EXERCISE INSTRUCTIONS
Omit all pictures. Copy the rest of the material exactly.

DATA TO PROCESS

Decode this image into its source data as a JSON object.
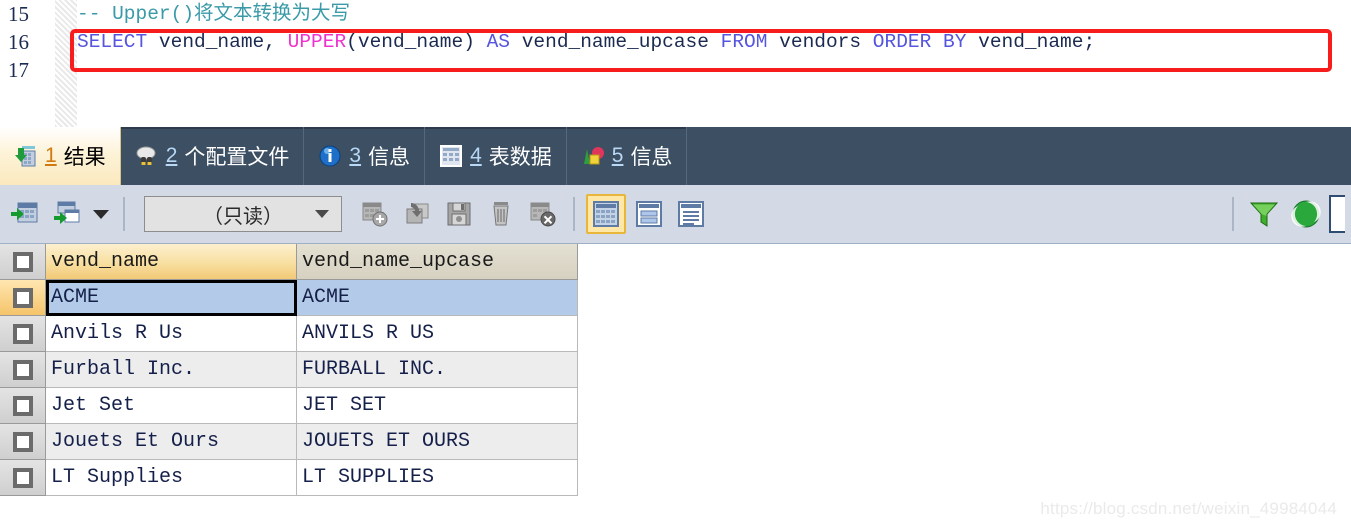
{
  "editor": {
    "line_numbers": [
      "15",
      "16",
      "17"
    ],
    "comment_line": "-- Upper()将文本转换为大写",
    "sql": {
      "select_kw": "SELECT",
      "col1": " vend_name, ",
      "upper_fn": "UPPER",
      "upper_args": "(vend_name) ",
      "as_kw": "AS",
      "alias": " vend_name_upcase ",
      "from_kw": "FROM",
      "table": " vendors ",
      "order_kw": "ORDER",
      "by_kw": " BY",
      "order_col": " vend_name;"
    },
    "full_statement": "SELECT vend_name, UPPER(vend_name) AS vend_name_upcase FROM vendors ORDER BY vend_name;",
    "highlight_color": "#f81d1d"
  },
  "tabs": [
    {
      "num": "1",
      "label": "结果",
      "icon": "result-grid-icon",
      "active": true
    },
    {
      "num": "2",
      "label": "个配置文件",
      "icon": "profile-icon",
      "active": false
    },
    {
      "num": "3",
      "label": "信息",
      "icon": "info-icon",
      "active": false
    },
    {
      "num": "4",
      "label": "表数据",
      "icon": "table-data-icon",
      "active": false
    },
    {
      "num": "5",
      "label": "信息",
      "icon": "chart-info-icon",
      "active": false
    }
  ],
  "toolbar": {
    "export_grid": "export-grid-icon",
    "export_grid_menu": "export-grid-menu-icon",
    "mode_select": {
      "value": "（只读）",
      "options": [
        "（只读）"
      ]
    },
    "add_row": "add-row-icon",
    "revert": "revert-icon",
    "save": "save-icon",
    "delete": "delete-row-icon",
    "cancel": "cancel-edit-icon",
    "view_grid": "grid-view-icon",
    "view_form": "form-view-icon",
    "view_text": "text-view-icon",
    "filter": "filter-icon",
    "refresh": "refresh-icon"
  },
  "result_grid": {
    "columns": [
      "vend_name",
      "vend_name_upcase"
    ],
    "rows": [
      {
        "vend_name": "ACME",
        "vend_name_upcase": "ACME",
        "selected": true
      },
      {
        "vend_name": "Anvils R Us",
        "vend_name_upcase": "ANVILS R US",
        "selected": false
      },
      {
        "vend_name": "Furball Inc.",
        "vend_name_upcase": "FURBALL INC.",
        "selected": false
      },
      {
        "vend_name": "Jet Set",
        "vend_name_upcase": "JET SET",
        "selected": false
      },
      {
        "vend_name": "Jouets Et Ours",
        "vend_name_upcase": "JOUETS ET OURS",
        "selected": false
      },
      {
        "vend_name": "LT Supplies",
        "vend_name_upcase": "LT SUPPLIES",
        "selected": false
      }
    ],
    "selection_color": "#b3cbe8",
    "active_header_color": "#f2c977"
  },
  "watermark": "https://blog.csdn.net/weixin_49984044"
}
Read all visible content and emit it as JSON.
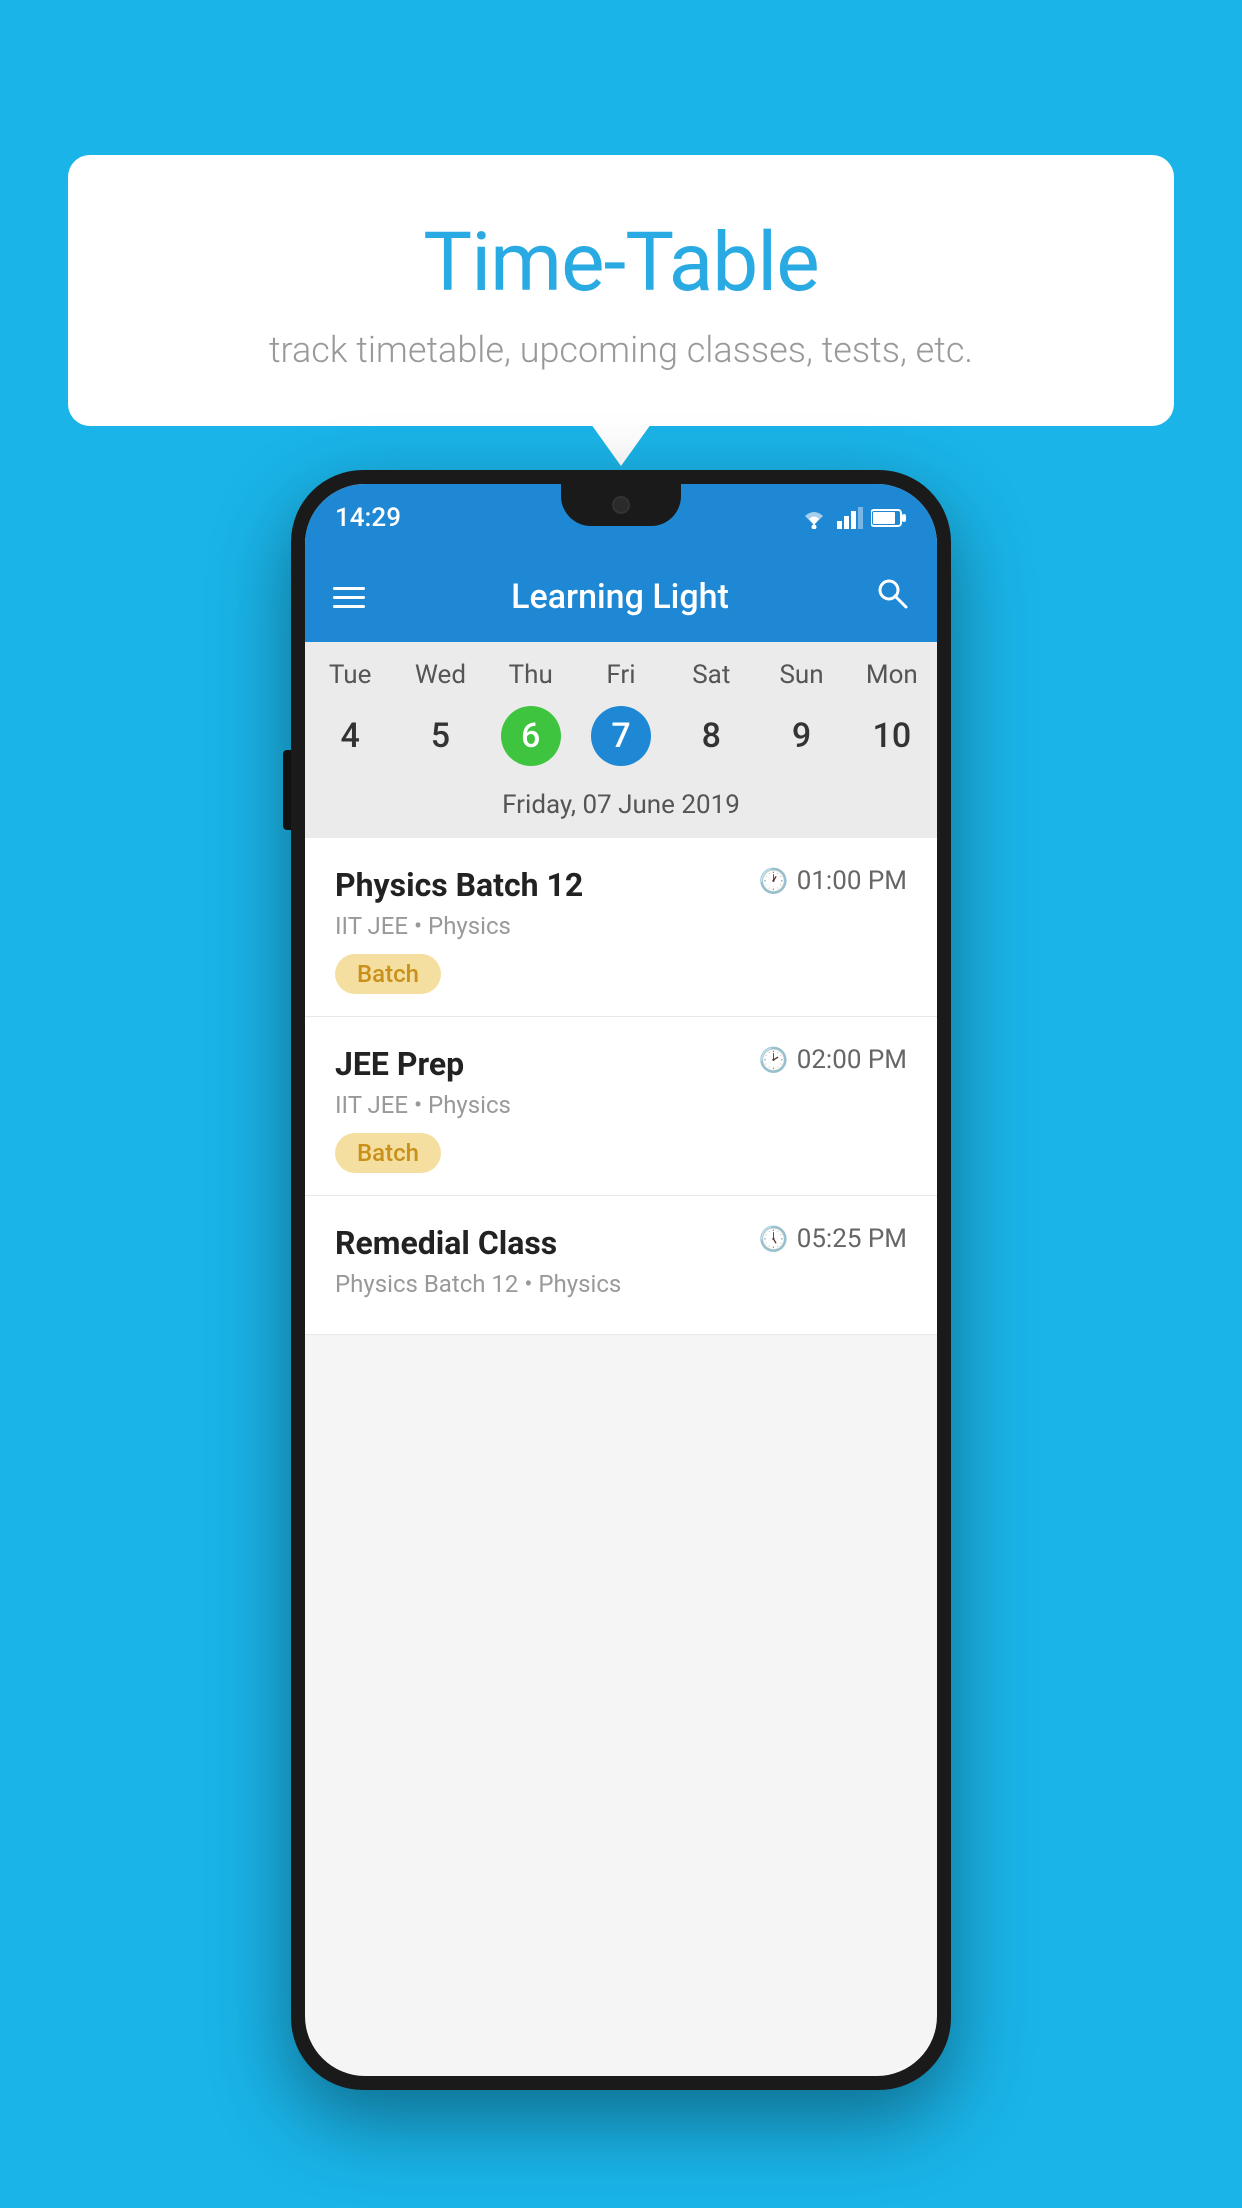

RESPONSE TO THIS TASK
Decode this image into its source data as a JSON object.
{
  "editor": {
    "line_numbers": [
      "15",
      "16",
      "17"
    ],
    "comment_line": "-- Upper()将文本转换为大写",
    "sql": {
      "select_kw": "SELECT",
      "col1": " vend_name, ",
      "upper_fn": "UPPER",
      "upper_args": "(vend_name) ",
      "as_kw": "AS",
      "alias": " vend_name_upcase ",
      "from_kw": "FROM",
      "table": " vendors ",
      "order_kw": "ORDER",
      "by_kw": " BY",
      "order_col": " vend_name;"
    },
    "full_statement": "SELECT vend_name, UPPER(vend_name) AS vend_name_upcase FROM vendors ORDER BY vend_name;",
    "highlight_color": "#f81d1d"
  },
  "tabs": [
    {
      "num": "1",
      "label": "结果",
      "icon": "result-grid-icon",
      "active": true
    },
    {
      "num": "2",
      "label": "个配置文件",
      "icon": "profile-icon",
      "active": false
    },
    {
      "num": "3",
      "label": "信息",
      "icon": "info-icon",
      "active": false
    },
    {
      "num": "4",
      "label": "表数据",
      "icon": "table-data-icon",
      "active": false
    },
    {
      "num": "5",
      "label": "信息",
      "icon": "chart-info-icon",
      "active": false
    }
  ],
  "toolbar": {
    "export_grid": "export-grid-icon",
    "export_grid_menu": "export-grid-menu-icon",
    "mode_select": {
      "value": "（只读）",
      "options": [
        "（只读）"
      ]
    },
    "add_row": "add-row-icon",
    "revert": "revert-icon",
    "save": "save-icon",
    "delete": "delete-row-icon",
    "cancel": "cancel-edit-icon",
    "view_grid": "grid-view-icon",
    "view_form": "form-view-icon",
    "view_text": "text-view-icon",
    "filter": "filter-icon",
    "refresh": "refresh-icon"
  },
  "result_grid": {
    "columns": [
      "vend_name",
      "vend_name_upcase"
    ],
    "rows": [
      {
        "vend_name": "ACME",
        "vend_name_upcase": "ACME",
        "selected": true
      },
      {
        "vend_name": "Anvils R Us",
        "vend_name_upcase": "ANVILS R US",
        "selected": false
      },
      {
        "vend_name": "Furball Inc.",
        "vend_name_upcase": "FURBALL INC.",
        "selected": false
      },
      {
        "vend_name": "Jet Set",
        "vend_name_upcase": "JET SET",
        "selected": false
      },
      {
        "vend_name": "Jouets Et Ours",
        "vend_name_upcase": "JOUETS ET OURS",
        "selected": false
      },
      {
        "vend_name": "LT Supplies",
        "vend_name_upcase": "LT SUPPLIES",
        "selected": false
      }
    ],
    "selection_color": "#b3cbe8",
    "active_header_color": "#f2c977"
  },
  "watermark": "https://blog.csdn.net/weixin_49984044"
}
Read all visible content and emit it as JSON.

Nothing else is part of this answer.